*Exercise task*:
Gather up all lines that carry the word "Power".
+++++
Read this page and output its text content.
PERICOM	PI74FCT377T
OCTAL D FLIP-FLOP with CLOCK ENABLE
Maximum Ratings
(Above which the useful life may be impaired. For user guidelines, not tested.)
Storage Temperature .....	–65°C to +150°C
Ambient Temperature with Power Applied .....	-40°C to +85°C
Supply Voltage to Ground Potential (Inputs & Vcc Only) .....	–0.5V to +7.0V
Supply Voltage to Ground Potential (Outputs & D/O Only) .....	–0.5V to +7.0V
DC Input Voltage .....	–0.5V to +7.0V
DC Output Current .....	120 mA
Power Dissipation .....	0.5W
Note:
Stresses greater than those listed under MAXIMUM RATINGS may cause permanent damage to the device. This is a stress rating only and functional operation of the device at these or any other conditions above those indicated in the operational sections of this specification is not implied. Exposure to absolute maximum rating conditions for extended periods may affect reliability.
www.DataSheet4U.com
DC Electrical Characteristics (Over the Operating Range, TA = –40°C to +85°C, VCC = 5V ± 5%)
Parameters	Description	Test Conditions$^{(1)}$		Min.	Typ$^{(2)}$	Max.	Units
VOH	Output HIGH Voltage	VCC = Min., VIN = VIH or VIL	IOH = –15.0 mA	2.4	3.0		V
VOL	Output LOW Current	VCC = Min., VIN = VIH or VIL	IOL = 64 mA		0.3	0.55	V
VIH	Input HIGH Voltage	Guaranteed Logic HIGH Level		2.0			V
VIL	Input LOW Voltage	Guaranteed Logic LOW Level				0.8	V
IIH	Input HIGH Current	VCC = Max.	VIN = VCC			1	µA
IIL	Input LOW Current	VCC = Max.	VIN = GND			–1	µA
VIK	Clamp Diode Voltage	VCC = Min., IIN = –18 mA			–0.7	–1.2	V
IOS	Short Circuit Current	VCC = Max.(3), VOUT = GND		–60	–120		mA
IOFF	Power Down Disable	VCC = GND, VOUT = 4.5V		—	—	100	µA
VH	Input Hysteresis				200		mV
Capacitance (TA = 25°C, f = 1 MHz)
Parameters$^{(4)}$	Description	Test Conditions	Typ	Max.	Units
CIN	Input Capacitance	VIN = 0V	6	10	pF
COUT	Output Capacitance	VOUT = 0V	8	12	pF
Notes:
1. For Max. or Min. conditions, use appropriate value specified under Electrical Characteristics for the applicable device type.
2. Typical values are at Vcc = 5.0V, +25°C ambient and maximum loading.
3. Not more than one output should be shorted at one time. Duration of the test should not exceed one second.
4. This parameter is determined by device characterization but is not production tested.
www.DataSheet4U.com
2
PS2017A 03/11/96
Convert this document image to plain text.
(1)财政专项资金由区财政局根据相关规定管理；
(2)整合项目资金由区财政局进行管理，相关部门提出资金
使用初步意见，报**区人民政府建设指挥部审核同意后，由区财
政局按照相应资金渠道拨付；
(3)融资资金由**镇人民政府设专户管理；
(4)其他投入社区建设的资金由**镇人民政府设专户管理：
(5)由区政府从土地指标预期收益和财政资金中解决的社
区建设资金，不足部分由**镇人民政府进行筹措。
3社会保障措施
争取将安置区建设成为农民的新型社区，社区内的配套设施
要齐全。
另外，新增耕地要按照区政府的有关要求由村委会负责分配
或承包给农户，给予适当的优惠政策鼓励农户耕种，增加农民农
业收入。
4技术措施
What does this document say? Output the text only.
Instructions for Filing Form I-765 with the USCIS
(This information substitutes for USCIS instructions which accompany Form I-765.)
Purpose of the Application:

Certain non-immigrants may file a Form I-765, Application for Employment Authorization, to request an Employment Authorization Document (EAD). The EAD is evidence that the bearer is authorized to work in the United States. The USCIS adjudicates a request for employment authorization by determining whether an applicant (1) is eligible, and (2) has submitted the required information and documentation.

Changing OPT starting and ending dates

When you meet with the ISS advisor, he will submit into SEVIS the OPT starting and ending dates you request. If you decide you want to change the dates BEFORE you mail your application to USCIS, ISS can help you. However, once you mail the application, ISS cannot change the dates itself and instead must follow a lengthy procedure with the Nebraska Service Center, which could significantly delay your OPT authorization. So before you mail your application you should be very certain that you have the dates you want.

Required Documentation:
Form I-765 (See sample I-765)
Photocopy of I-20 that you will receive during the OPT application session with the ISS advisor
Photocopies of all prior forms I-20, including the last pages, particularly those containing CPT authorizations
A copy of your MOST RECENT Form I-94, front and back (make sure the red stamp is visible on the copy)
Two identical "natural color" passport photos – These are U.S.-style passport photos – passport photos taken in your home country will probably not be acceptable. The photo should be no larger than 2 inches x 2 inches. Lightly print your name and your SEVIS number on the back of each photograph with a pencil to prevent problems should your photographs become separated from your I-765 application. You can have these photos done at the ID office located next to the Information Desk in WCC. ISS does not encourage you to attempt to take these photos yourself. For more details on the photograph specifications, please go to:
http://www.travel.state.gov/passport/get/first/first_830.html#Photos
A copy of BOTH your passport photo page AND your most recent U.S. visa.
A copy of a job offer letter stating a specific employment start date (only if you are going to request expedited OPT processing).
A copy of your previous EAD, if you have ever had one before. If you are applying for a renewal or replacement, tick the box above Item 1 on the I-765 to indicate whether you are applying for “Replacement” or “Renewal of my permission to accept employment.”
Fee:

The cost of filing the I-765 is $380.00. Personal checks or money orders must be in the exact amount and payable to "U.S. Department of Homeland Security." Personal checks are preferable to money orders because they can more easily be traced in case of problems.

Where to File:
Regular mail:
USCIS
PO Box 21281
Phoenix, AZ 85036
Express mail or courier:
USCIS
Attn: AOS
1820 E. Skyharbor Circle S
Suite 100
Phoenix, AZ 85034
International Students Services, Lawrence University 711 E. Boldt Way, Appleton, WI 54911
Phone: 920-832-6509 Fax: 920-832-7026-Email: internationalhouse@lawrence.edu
+++++
*The solution*:
Ambient Temperature with Power Applied .....	-40°C to +85°C
Power Dissipation .....	0.5W
IOFF	Power Down Disable	VCC = GND, VOUT = 4.5V		—	—	100	µA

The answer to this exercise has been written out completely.